### Records for the task
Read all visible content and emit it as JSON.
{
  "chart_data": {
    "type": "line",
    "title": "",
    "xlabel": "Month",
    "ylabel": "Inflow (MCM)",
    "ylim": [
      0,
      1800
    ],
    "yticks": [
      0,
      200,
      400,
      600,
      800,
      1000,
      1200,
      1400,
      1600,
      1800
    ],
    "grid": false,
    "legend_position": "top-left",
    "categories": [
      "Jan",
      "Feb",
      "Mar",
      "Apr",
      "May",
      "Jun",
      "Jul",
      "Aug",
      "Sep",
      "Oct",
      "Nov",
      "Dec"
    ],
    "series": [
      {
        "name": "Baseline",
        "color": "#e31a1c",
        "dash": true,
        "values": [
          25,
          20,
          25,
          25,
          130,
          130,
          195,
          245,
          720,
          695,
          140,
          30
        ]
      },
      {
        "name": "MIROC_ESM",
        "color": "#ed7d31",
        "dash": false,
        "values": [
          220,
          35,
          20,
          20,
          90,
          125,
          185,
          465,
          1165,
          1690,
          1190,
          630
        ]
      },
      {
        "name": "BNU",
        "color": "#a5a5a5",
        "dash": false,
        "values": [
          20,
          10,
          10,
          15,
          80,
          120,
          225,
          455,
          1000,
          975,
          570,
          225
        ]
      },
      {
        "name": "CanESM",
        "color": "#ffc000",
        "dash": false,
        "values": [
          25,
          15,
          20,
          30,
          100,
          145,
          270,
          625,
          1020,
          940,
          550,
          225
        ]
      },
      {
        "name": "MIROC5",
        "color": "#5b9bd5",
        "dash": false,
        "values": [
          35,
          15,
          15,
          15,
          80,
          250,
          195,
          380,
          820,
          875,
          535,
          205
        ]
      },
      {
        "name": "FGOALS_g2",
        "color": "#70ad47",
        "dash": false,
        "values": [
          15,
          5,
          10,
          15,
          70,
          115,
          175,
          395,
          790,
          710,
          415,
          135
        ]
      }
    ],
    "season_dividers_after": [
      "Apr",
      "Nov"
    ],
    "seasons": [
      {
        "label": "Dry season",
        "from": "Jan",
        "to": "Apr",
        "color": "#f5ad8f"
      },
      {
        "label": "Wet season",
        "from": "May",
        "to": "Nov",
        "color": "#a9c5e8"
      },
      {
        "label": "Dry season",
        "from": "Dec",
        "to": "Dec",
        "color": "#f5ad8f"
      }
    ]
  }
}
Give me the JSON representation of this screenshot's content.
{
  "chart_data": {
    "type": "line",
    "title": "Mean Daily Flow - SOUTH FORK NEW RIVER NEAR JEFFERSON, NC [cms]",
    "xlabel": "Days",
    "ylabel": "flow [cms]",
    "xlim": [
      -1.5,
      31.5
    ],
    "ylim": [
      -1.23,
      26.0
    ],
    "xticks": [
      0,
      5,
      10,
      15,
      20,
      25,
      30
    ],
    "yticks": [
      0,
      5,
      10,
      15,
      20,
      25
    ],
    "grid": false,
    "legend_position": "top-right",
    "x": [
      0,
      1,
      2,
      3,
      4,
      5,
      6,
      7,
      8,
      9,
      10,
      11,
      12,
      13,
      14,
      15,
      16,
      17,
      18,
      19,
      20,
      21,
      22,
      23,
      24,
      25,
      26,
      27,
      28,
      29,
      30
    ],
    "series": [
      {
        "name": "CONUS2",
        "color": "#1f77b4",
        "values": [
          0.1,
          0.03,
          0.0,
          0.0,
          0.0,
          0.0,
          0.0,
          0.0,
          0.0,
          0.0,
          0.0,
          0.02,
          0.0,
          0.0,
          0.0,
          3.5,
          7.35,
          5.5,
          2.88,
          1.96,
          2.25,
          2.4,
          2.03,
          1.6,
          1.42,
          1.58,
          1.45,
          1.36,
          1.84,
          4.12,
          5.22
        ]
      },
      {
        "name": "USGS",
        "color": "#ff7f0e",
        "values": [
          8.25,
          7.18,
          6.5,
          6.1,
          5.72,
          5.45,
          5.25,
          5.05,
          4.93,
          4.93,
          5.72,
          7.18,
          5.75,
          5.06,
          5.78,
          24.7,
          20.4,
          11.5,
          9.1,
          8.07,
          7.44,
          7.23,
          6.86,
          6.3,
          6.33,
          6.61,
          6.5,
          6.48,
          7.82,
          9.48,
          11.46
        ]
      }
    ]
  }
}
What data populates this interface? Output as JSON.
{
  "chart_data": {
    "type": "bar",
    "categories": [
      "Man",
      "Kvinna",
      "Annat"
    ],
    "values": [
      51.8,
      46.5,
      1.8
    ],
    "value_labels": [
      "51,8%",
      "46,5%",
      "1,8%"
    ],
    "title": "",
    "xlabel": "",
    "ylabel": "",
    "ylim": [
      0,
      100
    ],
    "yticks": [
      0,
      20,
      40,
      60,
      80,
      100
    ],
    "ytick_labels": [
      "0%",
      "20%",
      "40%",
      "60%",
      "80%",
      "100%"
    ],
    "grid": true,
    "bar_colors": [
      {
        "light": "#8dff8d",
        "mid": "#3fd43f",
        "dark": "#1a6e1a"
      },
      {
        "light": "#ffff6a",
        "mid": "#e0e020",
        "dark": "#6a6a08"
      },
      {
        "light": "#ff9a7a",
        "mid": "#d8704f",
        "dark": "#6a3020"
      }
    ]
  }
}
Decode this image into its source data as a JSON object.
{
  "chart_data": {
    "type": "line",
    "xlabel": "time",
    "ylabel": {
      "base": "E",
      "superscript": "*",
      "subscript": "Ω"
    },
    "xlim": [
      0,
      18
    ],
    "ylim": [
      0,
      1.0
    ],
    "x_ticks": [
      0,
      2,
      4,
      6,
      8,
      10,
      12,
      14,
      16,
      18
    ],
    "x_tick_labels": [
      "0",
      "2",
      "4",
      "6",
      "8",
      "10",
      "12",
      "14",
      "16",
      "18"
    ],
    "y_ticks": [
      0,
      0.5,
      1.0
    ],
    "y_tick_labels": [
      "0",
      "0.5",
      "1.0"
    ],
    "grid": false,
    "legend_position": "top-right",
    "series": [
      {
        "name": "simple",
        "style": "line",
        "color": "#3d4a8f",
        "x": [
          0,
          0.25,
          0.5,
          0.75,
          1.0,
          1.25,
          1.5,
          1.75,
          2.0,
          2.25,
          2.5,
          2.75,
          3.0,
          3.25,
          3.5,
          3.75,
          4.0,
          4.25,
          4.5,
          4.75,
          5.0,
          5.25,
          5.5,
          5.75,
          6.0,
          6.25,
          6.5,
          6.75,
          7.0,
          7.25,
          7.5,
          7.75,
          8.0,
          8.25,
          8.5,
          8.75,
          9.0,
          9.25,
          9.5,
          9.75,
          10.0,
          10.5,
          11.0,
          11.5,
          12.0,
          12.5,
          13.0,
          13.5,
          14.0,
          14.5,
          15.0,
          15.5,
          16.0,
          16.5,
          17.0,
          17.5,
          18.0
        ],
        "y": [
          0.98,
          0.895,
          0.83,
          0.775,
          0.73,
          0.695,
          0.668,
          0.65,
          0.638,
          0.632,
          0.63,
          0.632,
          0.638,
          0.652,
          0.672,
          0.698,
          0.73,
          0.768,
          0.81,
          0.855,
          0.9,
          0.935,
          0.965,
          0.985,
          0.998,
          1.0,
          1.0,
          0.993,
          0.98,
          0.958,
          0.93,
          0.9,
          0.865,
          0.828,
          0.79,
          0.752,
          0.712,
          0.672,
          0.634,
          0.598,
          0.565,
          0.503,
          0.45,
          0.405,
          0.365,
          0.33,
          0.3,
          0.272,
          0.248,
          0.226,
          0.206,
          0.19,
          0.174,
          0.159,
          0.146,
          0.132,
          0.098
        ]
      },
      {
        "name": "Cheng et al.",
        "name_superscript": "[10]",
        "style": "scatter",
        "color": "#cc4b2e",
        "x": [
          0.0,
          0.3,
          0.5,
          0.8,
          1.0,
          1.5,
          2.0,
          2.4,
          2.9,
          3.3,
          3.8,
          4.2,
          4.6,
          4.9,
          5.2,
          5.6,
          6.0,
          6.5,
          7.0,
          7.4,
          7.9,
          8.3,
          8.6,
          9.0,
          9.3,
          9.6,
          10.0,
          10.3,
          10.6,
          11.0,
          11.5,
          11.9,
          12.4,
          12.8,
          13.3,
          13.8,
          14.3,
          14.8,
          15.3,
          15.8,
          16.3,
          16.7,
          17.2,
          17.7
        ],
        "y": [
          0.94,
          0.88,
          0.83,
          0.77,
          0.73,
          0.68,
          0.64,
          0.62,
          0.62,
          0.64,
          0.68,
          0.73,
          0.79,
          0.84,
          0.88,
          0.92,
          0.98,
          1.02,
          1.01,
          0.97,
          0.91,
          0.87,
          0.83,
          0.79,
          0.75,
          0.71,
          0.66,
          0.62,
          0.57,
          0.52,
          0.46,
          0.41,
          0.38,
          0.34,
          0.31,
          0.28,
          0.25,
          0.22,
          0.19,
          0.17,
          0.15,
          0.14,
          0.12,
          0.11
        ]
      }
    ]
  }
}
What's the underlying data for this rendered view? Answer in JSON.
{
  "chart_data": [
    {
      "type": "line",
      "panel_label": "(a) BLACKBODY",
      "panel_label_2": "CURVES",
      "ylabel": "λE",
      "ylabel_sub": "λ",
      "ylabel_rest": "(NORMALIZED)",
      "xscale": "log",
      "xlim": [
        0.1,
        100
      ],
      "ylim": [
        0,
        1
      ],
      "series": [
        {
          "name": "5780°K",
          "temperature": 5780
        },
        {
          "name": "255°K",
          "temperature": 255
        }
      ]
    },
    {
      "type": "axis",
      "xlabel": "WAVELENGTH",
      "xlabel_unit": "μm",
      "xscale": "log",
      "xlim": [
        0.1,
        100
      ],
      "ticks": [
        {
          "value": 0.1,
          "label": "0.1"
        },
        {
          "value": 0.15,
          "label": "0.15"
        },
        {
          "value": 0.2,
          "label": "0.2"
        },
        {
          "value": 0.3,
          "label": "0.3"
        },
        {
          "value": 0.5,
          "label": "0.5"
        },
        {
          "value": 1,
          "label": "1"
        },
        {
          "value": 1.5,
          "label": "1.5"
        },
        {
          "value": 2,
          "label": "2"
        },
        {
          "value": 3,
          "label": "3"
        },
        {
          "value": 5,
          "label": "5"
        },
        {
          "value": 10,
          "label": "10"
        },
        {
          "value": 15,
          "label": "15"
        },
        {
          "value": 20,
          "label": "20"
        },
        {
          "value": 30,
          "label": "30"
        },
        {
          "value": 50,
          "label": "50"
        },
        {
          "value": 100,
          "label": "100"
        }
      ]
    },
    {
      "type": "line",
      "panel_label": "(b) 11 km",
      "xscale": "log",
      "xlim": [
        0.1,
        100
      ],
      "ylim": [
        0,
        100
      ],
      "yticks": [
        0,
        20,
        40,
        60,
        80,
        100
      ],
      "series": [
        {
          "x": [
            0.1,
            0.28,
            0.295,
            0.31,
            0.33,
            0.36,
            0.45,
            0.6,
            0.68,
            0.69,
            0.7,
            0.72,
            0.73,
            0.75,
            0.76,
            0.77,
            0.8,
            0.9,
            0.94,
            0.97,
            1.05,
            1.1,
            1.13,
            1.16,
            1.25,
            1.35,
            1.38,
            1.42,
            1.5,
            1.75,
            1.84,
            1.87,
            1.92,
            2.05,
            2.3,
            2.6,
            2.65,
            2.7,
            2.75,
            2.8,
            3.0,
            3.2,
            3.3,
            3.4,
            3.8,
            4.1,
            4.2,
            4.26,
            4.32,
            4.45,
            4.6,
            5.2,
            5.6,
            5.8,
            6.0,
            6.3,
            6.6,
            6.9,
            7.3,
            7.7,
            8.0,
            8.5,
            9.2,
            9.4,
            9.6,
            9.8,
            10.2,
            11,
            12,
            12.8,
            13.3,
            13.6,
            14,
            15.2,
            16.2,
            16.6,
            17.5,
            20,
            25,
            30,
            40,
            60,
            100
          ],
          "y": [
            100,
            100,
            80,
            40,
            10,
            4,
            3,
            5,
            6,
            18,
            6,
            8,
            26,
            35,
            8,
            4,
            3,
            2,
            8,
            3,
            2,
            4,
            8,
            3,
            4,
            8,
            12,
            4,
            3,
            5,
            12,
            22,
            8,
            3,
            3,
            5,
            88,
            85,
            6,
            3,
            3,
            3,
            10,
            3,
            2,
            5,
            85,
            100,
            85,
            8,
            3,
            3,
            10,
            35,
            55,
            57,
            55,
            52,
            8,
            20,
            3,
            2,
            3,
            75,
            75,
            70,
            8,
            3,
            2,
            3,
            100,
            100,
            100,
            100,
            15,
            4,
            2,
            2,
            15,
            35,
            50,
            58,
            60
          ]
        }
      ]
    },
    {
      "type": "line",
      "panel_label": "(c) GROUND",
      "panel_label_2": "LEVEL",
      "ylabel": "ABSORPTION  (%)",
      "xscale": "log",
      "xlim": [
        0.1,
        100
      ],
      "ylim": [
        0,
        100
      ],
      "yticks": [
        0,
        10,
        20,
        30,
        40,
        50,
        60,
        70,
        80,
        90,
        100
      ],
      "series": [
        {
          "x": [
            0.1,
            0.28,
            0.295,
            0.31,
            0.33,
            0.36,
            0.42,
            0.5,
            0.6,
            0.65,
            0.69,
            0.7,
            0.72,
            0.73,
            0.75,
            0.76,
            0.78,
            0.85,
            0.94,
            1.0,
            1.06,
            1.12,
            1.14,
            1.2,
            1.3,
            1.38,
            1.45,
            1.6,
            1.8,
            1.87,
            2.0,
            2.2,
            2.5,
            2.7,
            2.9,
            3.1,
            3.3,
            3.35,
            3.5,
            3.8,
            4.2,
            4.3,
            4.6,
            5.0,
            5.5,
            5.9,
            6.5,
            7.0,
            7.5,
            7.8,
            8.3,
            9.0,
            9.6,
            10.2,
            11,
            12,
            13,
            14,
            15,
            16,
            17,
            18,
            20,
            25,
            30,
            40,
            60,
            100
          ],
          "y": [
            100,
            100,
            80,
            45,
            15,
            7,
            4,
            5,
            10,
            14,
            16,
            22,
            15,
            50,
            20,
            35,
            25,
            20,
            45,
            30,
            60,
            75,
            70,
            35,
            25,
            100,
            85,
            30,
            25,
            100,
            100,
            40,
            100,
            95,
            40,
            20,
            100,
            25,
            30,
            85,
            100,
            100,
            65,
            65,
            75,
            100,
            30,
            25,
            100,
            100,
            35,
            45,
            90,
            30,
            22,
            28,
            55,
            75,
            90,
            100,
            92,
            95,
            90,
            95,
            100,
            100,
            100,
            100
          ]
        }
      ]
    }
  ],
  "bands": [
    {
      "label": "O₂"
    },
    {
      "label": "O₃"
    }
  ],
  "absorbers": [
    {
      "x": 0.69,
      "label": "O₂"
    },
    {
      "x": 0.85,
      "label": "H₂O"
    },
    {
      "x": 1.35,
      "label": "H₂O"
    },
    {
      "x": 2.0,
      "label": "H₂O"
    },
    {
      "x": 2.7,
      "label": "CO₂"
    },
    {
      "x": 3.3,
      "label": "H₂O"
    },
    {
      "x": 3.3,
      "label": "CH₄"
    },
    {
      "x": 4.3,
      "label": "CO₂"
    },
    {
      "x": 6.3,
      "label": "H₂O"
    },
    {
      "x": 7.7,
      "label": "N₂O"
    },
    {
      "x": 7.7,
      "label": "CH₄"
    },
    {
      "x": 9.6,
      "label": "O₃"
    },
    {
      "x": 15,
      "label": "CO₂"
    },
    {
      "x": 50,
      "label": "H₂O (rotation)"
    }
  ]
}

### Task objective
Report each line in the data that holds the word "dark".

### Output
        "dark": "#1a6e1a"
        "dark": "#6a6a08"
        "dark": "#6a3020"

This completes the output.